(Figure contents as structured data)
────────────────────────────────────────

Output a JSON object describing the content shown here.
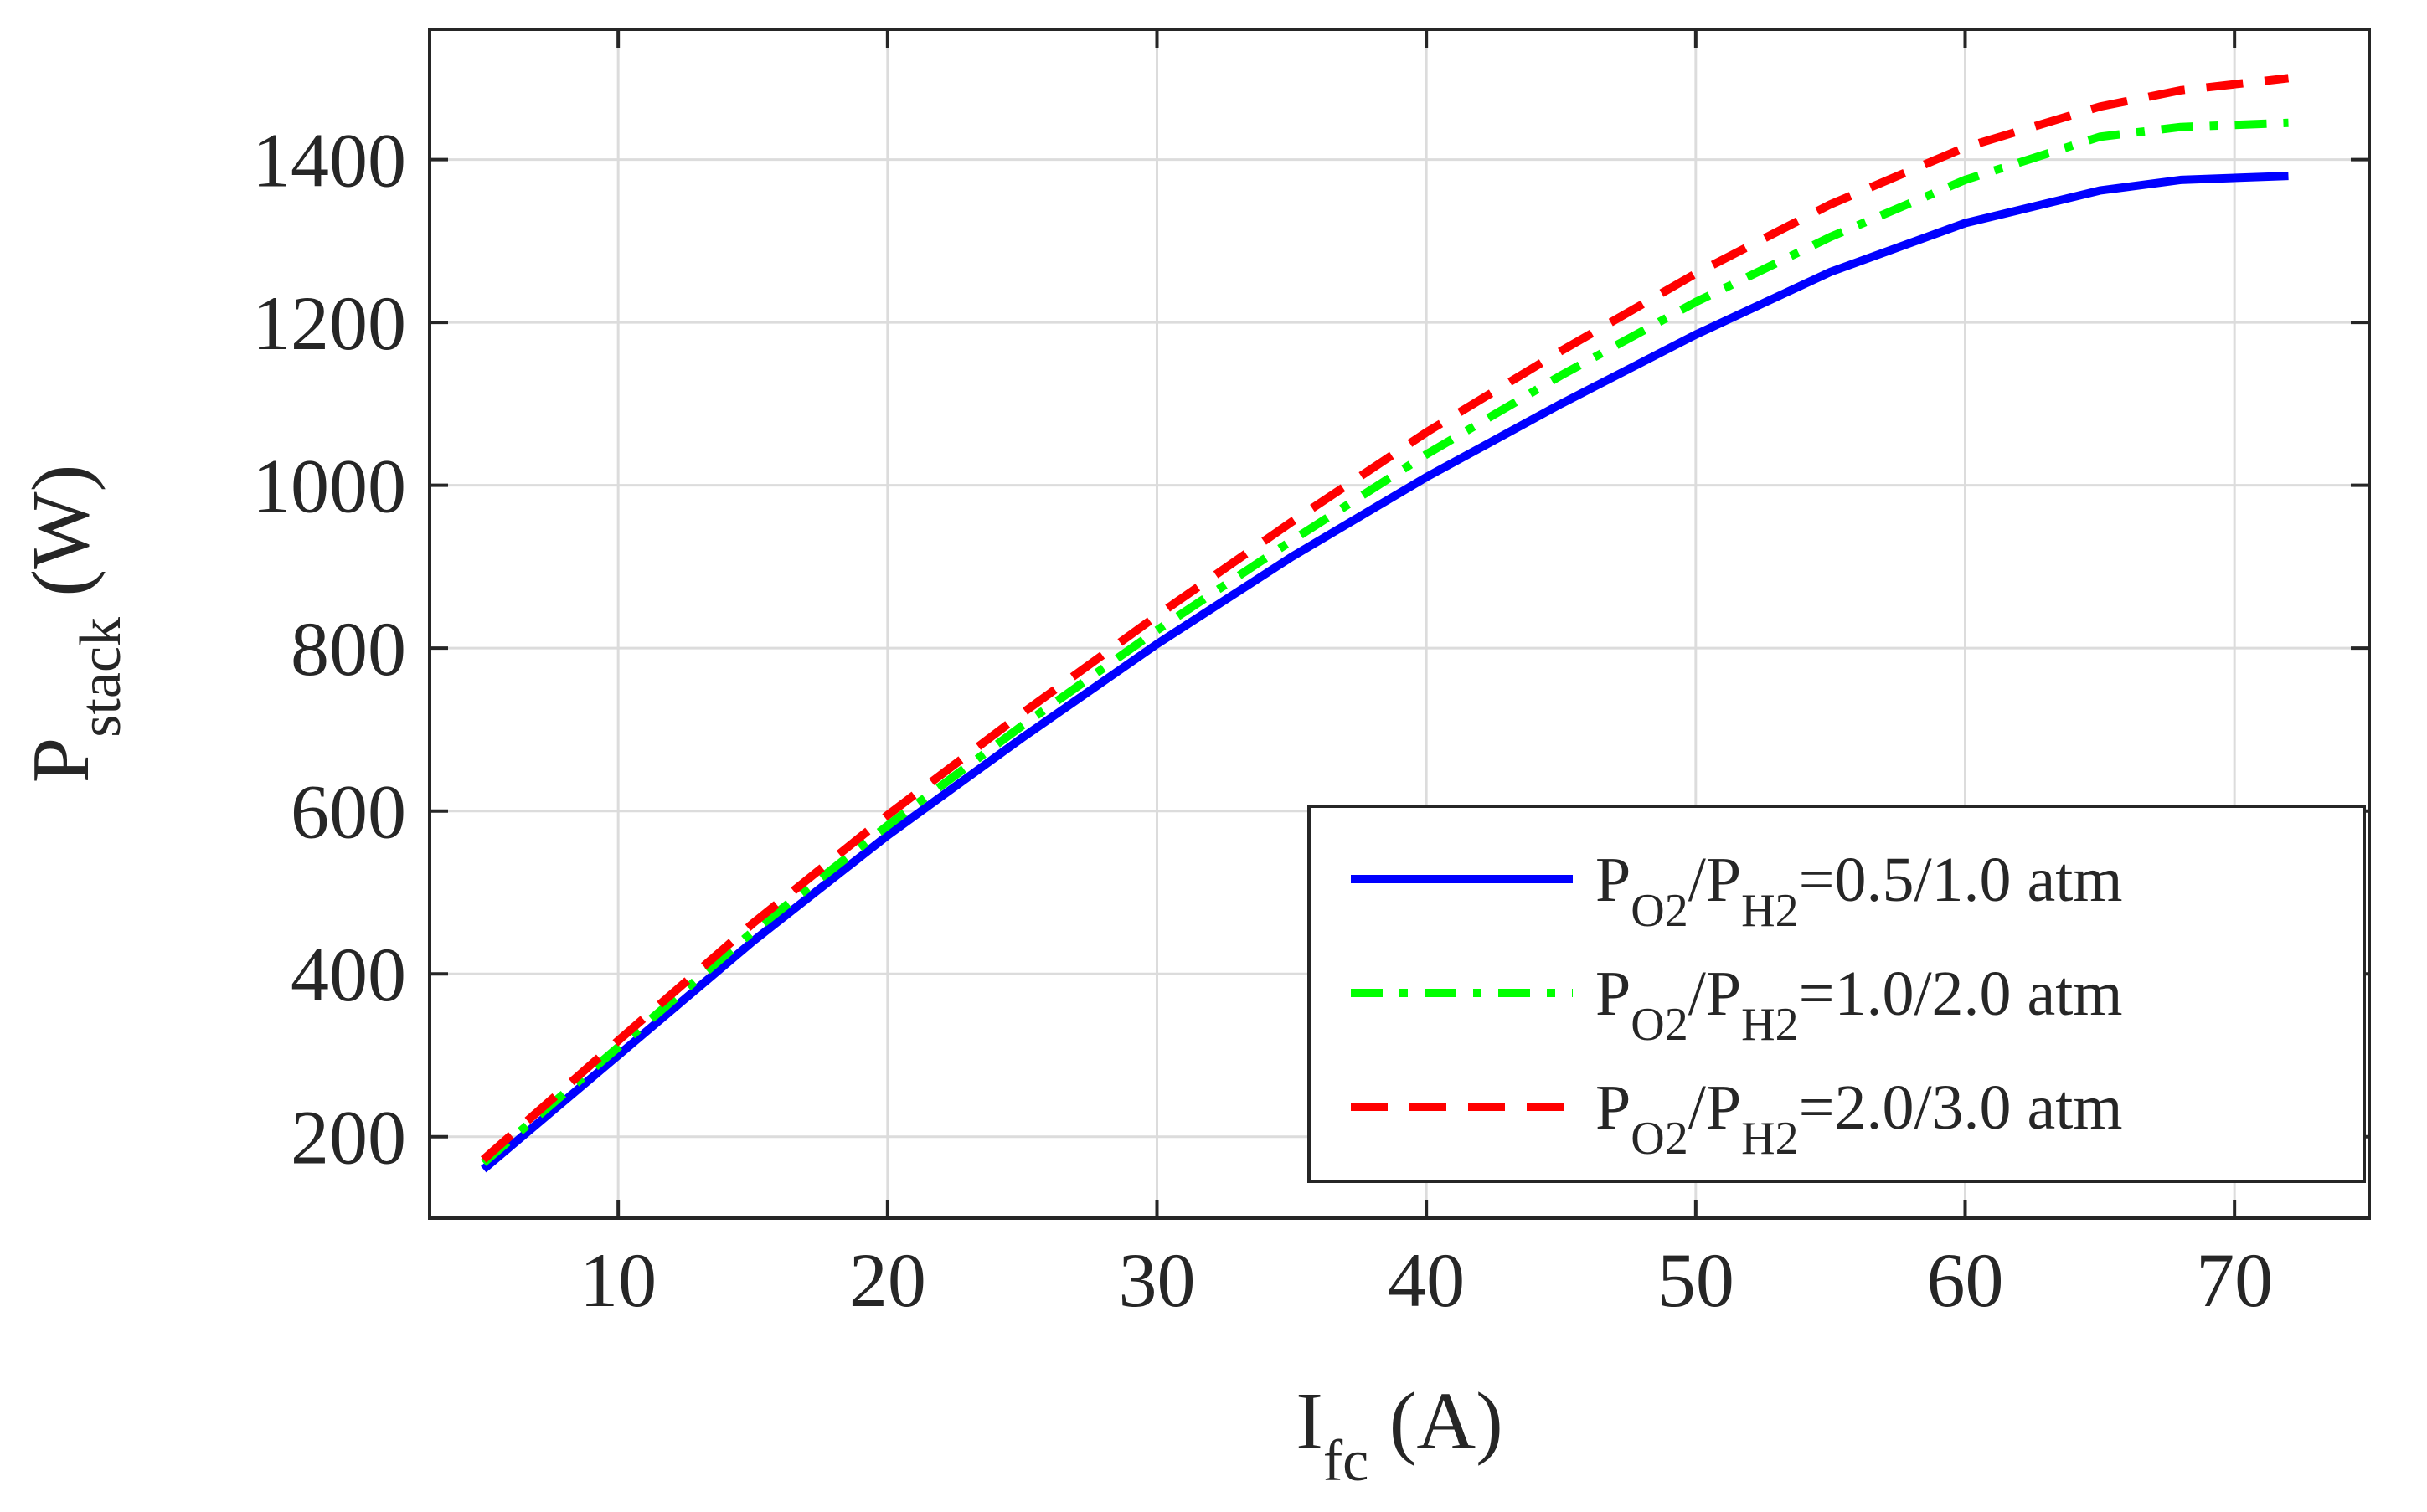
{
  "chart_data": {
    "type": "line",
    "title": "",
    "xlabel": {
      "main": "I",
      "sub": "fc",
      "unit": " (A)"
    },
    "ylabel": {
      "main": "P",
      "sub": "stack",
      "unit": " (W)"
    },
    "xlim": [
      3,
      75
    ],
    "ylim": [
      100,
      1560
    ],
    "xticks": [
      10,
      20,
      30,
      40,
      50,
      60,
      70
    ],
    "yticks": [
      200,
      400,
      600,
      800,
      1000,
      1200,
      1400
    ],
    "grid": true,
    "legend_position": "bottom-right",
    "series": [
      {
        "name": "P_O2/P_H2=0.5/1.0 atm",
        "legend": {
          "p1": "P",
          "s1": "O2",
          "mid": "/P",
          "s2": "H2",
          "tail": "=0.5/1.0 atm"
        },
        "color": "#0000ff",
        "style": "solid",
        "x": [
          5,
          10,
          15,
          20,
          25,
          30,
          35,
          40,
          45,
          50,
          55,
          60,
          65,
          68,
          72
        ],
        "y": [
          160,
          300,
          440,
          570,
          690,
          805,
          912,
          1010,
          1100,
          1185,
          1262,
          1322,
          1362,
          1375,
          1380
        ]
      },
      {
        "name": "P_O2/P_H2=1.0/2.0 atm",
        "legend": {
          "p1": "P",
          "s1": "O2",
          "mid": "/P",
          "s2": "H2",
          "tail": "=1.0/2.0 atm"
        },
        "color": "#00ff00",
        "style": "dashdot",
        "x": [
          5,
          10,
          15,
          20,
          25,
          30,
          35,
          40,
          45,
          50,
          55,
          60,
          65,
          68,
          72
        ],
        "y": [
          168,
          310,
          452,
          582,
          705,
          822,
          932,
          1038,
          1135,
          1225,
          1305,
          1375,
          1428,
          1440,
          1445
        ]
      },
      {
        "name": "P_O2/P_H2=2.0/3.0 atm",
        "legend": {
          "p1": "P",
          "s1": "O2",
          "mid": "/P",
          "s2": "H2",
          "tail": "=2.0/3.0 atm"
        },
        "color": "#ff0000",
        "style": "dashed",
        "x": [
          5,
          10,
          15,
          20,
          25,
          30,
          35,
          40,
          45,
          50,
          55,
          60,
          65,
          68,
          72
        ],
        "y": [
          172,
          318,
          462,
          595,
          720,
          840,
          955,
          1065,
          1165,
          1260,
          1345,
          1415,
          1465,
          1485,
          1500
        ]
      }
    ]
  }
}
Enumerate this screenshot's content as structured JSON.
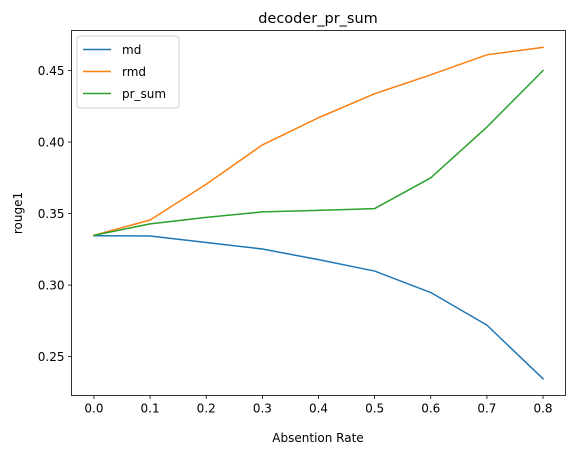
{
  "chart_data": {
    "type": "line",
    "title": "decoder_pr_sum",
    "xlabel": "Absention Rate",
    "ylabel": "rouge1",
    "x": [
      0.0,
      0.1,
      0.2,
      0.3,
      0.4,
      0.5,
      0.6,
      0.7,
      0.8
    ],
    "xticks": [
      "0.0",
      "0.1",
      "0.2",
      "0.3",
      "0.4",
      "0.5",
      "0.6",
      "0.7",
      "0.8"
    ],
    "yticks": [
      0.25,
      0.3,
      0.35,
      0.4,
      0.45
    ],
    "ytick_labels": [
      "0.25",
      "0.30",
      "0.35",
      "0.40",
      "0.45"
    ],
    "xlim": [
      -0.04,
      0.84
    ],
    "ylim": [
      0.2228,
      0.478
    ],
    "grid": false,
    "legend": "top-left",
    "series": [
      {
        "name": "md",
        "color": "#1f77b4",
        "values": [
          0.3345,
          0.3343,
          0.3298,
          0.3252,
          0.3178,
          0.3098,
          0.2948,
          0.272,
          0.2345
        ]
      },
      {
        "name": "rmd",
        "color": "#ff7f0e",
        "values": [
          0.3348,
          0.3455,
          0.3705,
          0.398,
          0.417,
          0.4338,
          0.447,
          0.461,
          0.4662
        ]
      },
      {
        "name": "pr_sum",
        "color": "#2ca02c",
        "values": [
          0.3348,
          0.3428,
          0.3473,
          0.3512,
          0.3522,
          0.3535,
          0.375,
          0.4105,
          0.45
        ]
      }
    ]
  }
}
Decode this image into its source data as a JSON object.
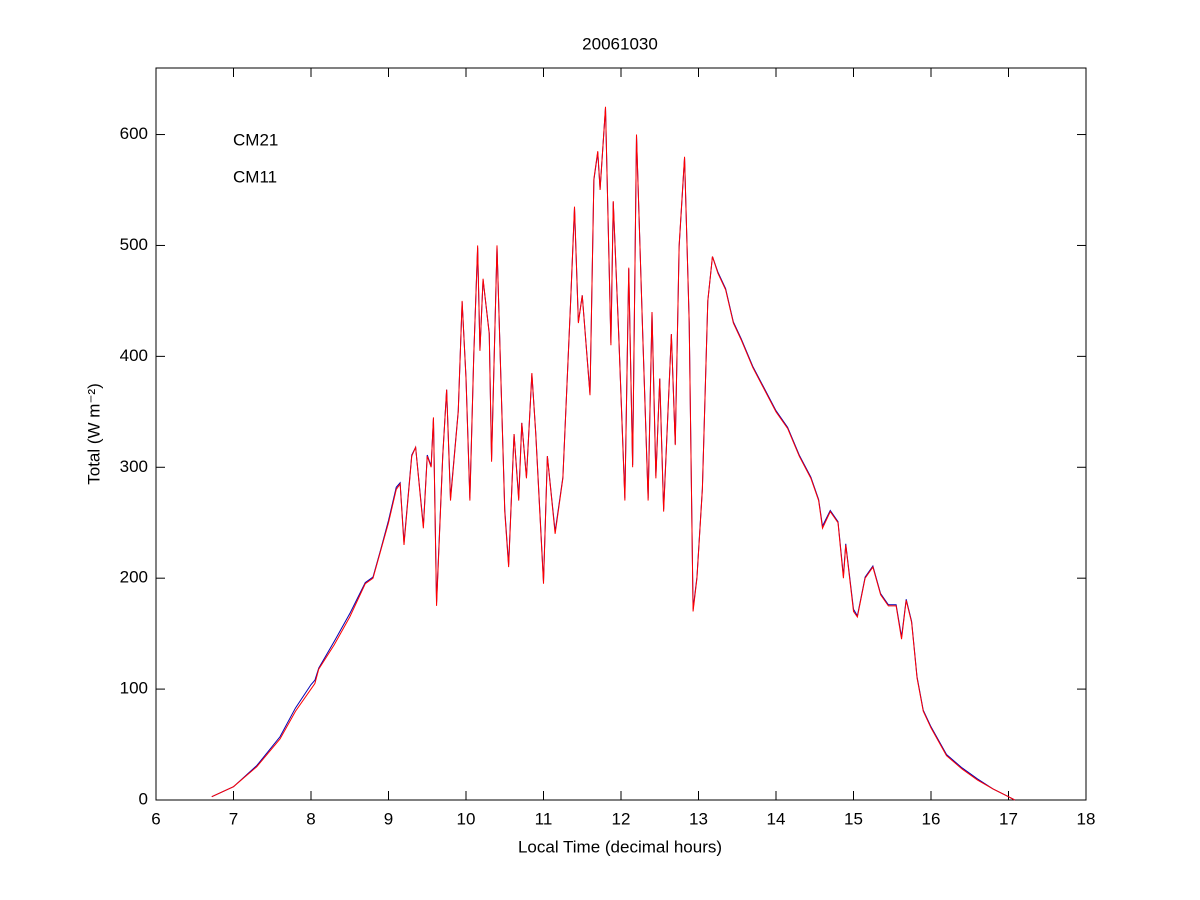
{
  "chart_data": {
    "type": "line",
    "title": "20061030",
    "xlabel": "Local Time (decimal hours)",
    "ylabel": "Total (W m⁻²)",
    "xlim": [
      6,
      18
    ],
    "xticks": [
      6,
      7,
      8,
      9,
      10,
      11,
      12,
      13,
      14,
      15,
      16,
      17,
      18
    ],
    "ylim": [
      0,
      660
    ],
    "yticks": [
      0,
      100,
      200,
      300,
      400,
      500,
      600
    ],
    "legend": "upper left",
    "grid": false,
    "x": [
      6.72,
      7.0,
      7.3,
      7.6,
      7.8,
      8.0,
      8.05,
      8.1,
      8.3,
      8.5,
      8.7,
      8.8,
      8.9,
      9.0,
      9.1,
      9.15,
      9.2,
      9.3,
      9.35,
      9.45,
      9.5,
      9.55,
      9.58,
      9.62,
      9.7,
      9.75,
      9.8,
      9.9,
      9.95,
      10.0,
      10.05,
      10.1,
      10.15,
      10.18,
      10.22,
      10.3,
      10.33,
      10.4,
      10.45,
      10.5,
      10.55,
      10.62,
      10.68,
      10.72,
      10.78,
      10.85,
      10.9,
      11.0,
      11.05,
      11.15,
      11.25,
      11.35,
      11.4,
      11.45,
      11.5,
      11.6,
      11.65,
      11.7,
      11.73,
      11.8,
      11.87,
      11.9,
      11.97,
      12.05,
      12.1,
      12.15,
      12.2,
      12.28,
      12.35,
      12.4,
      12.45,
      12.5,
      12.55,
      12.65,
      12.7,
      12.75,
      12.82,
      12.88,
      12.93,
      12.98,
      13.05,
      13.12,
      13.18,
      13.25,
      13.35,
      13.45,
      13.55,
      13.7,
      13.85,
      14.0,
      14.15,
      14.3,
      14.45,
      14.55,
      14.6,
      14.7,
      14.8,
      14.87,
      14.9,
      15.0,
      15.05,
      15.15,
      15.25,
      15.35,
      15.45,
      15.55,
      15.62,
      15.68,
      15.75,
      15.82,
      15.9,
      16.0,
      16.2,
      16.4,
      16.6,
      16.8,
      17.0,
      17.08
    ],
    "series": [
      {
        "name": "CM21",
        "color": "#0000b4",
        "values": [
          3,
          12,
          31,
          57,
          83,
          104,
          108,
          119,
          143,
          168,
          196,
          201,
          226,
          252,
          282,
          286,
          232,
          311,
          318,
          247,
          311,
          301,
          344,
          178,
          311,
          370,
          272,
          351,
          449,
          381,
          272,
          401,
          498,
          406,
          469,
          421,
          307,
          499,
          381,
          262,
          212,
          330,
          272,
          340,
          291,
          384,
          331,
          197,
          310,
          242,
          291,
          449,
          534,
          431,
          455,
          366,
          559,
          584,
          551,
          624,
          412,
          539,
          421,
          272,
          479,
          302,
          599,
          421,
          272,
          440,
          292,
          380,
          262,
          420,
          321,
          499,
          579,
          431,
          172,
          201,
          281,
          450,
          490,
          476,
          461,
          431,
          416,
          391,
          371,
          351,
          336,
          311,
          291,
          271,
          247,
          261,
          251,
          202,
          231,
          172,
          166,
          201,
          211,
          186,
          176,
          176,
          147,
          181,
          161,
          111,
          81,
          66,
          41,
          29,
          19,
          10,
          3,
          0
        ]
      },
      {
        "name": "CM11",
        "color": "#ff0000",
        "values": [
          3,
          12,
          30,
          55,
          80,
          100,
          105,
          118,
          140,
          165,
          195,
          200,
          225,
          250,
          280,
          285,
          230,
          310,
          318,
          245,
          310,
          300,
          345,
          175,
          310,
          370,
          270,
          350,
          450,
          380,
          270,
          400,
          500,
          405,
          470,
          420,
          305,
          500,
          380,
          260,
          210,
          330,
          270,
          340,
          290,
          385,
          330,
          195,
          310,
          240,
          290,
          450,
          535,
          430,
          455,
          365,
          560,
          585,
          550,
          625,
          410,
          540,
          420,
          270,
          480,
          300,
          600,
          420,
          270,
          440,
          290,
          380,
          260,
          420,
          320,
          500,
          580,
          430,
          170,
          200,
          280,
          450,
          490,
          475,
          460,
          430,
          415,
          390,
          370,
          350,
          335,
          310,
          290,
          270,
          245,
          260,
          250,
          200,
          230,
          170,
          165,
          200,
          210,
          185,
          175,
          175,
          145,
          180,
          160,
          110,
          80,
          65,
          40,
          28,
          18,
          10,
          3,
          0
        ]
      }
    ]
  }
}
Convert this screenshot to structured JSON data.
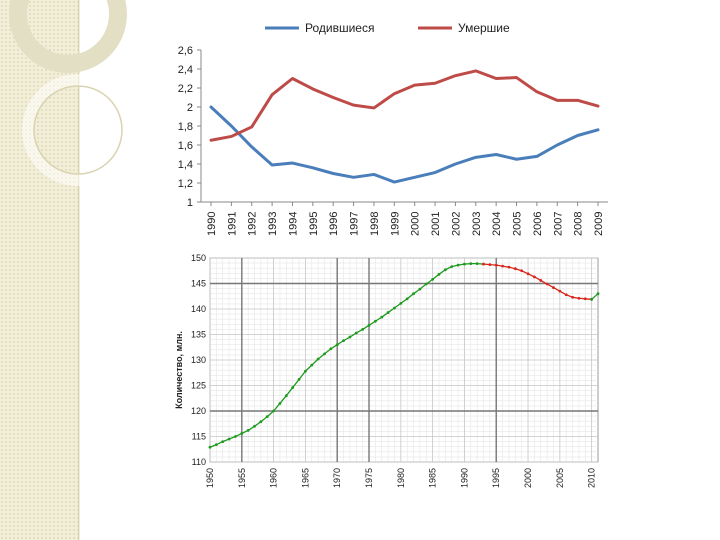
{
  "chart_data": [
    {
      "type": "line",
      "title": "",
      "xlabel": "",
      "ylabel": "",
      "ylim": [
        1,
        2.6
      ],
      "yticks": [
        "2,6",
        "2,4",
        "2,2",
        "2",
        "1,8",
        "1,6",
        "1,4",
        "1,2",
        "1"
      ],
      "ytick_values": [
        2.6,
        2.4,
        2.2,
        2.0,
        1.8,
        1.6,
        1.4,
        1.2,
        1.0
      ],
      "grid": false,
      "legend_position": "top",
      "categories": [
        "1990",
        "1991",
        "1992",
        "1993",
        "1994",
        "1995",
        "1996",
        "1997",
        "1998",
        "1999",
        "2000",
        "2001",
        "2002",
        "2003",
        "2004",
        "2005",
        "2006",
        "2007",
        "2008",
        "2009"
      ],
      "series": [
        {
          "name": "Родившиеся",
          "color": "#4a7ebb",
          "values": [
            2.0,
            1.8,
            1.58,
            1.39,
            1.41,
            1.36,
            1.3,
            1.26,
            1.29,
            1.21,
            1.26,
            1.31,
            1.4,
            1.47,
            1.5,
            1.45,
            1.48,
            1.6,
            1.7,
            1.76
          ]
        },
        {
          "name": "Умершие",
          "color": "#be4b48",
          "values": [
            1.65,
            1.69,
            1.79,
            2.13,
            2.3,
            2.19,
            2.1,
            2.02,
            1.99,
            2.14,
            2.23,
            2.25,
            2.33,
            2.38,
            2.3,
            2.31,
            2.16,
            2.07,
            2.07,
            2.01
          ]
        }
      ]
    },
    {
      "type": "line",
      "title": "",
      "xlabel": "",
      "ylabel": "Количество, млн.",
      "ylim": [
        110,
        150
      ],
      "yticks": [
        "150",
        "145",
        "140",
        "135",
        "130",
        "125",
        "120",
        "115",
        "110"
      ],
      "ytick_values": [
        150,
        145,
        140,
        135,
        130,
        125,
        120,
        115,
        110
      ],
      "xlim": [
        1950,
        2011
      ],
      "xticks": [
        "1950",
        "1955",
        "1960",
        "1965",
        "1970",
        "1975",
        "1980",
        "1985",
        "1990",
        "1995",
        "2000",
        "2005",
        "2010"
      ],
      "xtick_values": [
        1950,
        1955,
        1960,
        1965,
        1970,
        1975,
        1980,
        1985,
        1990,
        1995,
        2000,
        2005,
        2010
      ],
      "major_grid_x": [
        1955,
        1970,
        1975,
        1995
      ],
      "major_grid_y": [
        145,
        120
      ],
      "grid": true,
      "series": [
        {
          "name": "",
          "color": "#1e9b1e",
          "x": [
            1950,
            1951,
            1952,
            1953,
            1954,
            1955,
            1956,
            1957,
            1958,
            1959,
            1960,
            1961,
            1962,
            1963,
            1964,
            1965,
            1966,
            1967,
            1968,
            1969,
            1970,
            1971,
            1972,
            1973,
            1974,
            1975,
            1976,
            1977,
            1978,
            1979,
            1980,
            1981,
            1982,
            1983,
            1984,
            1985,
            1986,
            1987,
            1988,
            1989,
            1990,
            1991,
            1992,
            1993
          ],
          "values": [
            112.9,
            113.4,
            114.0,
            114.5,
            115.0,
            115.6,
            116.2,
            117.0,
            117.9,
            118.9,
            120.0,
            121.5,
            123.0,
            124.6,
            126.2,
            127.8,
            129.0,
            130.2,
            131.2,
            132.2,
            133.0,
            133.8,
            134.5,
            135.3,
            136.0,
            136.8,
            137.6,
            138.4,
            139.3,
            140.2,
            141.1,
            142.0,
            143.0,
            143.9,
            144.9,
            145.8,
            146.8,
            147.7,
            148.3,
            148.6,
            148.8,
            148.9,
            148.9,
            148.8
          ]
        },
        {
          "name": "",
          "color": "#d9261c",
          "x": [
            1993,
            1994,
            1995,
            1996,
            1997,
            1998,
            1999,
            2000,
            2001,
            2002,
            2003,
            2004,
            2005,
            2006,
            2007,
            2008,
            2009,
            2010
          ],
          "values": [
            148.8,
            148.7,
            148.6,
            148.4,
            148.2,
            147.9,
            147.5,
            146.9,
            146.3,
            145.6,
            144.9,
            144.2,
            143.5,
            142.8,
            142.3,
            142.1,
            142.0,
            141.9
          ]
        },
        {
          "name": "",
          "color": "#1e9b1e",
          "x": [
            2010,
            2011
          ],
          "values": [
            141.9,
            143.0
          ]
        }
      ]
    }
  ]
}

────────────────────────────────────────

• OBJECTIVE:
Identify and extract each line of the listing that contains "title".

• THE RESULT:
    "title": "",
    "title": "decoder_pr_sum",
    "title": "20061030",
      "title": "",
      "title": "",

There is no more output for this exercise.